Instruction: Look through the records that follow. Copy every line containing the word "title".

>> Begin

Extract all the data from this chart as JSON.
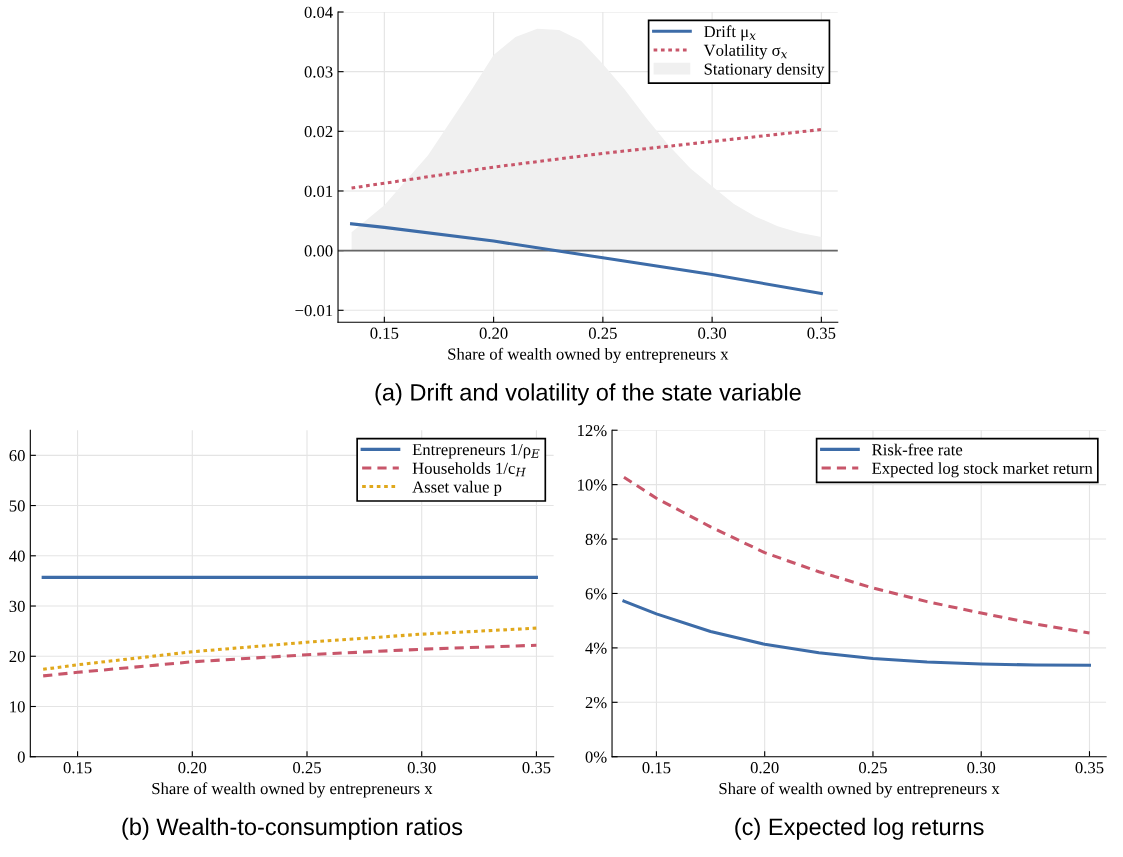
{
  "chart_data": [
    {
      "type": "line",
      "title": "(a) Drift and volatility of the state variable",
      "xlabel": "Share of wealth owned by entrepreneurs x",
      "xlim": [
        0.1288,
        0.3575
      ],
      "xticks": [
        {
          "value": 0.15,
          "label": "0.15"
        },
        {
          "value": 0.2,
          "label": "0.20"
        },
        {
          "value": 0.25,
          "label": "0.25"
        },
        {
          "value": 0.3,
          "label": "0.30"
        },
        {
          "value": 0.35,
          "label": "0.35"
        }
      ],
      "ylim": [
        -0.012,
        0.04
      ],
      "yticks": [
        {
          "value": -0.01,
          "label": "−0.01"
        },
        {
          "value": 0.0,
          "label": "0.00"
        },
        {
          "value": 0.01,
          "label": "0.01"
        },
        {
          "value": 0.02,
          "label": "0.02"
        },
        {
          "value": 0.03,
          "label": "0.03"
        },
        {
          "value": 0.04,
          "label": "0.04"
        }
      ],
      "grid": true,
      "legend": "top right",
      "ref_lines": [
        {
          "axis": "y",
          "value": 0,
          "color": "#666666"
        }
      ],
      "series": [
        {
          "name": "Drift μ$_{x}$",
          "type": "line",
          "color": "#3d6ca8",
          "line_style": "solid",
          "x": [
            0.135,
            0.15,
            0.2,
            0.25,
            0.3,
            0.35
          ],
          "values": [
            0.0045,
            0.0039,
            0.0016,
            -0.0012,
            -0.004,
            -0.0072
          ]
        },
        {
          "name": "Volatility σ$_{x}$",
          "type": "line",
          "color": "#c8566a",
          "line_style": "dotted",
          "x": [
            0.135,
            0.15,
            0.2,
            0.25,
            0.3,
            0.35
          ],
          "values": [
            0.0105,
            0.0113,
            0.014,
            0.0163,
            0.0183,
            0.0203
          ]
        },
        {
          "name": "Stationary density",
          "type": "area",
          "color": "#f0f0f0",
          "x": [
            0.135,
            0.15,
            0.17,
            0.19,
            0.2,
            0.21,
            0.22,
            0.23,
            0.24,
            0.25,
            0.26,
            0.27,
            0.28,
            0.29,
            0.3,
            0.31,
            0.32,
            0.33,
            0.34,
            0.35
          ],
          "values": [
            0.0031,
            0.0076,
            0.016,
            0.027,
            0.0328,
            0.0358,
            0.0372,
            0.037,
            0.0352,
            0.0313,
            0.027,
            0.0222,
            0.0177,
            0.0138,
            0.0108,
            0.0078,
            0.0057,
            0.0041,
            0.003,
            0.0023
          ]
        }
      ]
    },
    {
      "type": "line",
      "title": "(b) Wealth-to-consumption ratios",
      "xlabel": "Share of wealth owned by entrepreneurs x",
      "xlim": [
        0.1294,
        0.3575
      ],
      "xticks": [
        {
          "value": 0.15,
          "label": "0.15"
        },
        {
          "value": 0.2,
          "label": "0.20"
        },
        {
          "value": 0.25,
          "label": "0.25"
        },
        {
          "value": 0.3,
          "label": "0.30"
        },
        {
          "value": 0.35,
          "label": "0.35"
        }
      ],
      "ylim": [
        0,
        65
      ],
      "yticks": [
        0,
        10,
        20,
        30,
        40,
        50,
        60
      ],
      "grid": true,
      "legend": "top right",
      "series": [
        {
          "name": "Entrepreneurs 1/ρ$_{E}$",
          "color": "#3d6ca8",
          "line_style": "solid",
          "x": [
            0.135,
            0.35
          ],
          "values": [
            35.7,
            35.7
          ]
        },
        {
          "name": "Households 1/c$_{H}$",
          "color": "#c8566a",
          "line_style": "dashed",
          "x": [
            0.135,
            0.15,
            0.2,
            0.25,
            0.3,
            0.35
          ],
          "values": [
            16.1,
            16.8,
            18.9,
            20.3,
            21.4,
            22.2
          ]
        },
        {
          "name": "Asset value p",
          "color": "#e0a81c",
          "line_style": "dotted",
          "x": [
            0.135,
            0.15,
            0.2,
            0.25,
            0.3,
            0.35
          ],
          "values": [
            17.4,
            18.3,
            20.9,
            22.8,
            24.4,
            25.6
          ]
        }
      ]
    },
    {
      "type": "line",
      "title": "(c) Expected log returns",
      "xlabel": "Share of wealth owned by entrepreneurs x",
      "xlim": [
        0.1295,
        0.3577
      ],
      "xticks": [
        {
          "value": 0.15,
          "label": "0.15"
        },
        {
          "value": 0.2,
          "label": "0.20"
        },
        {
          "value": 0.25,
          "label": "0.25"
        },
        {
          "value": 0.3,
          "label": "0.30"
        },
        {
          "value": 0.35,
          "label": "0.35"
        }
      ],
      "ylim": [
        0,
        12
      ],
      "yticks": [
        {
          "value": 0,
          "label": "0%"
        },
        {
          "value": 2,
          "label": "2%"
        },
        {
          "value": 4,
          "label": "4%"
        },
        {
          "value": 6,
          "label": "6%"
        },
        {
          "value": 8,
          "label": "8%"
        },
        {
          "value": 10,
          "label": "10%"
        },
        {
          "value": 12,
          "label": "12%"
        }
      ],
      "grid": true,
      "legend": "top right",
      "series": [
        {
          "name": "Risk-free rate",
          "color": "#3d6ca8",
          "line_style": "solid",
          "x": [
            0.135,
            0.15,
            0.175,
            0.2,
            0.225,
            0.25,
            0.275,
            0.3,
            0.325,
            0.35
          ],
          "values": [
            5.72,
            5.25,
            4.6,
            4.13,
            3.82,
            3.61,
            3.48,
            3.41,
            3.37,
            3.36
          ]
        },
        {
          "name": "Expected log stock market return",
          "color": "#c8566a",
          "line_style": "dashed",
          "x": [
            0.135,
            0.15,
            0.175,
            0.2,
            0.225,
            0.25,
            0.275,
            0.3,
            0.325,
            0.35
          ],
          "values": [
            10.27,
            9.5,
            8.45,
            7.5,
            6.8,
            6.2,
            5.7,
            5.28,
            4.88,
            4.55
          ]
        }
      ]
    }
  ]
}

>> End

Answer to the problem:
      "title": "(a) Drift and volatility of the state variable",
      "title": "(b) Wealth-to-consumption ratios",
      "title": "(c) Expected log returns",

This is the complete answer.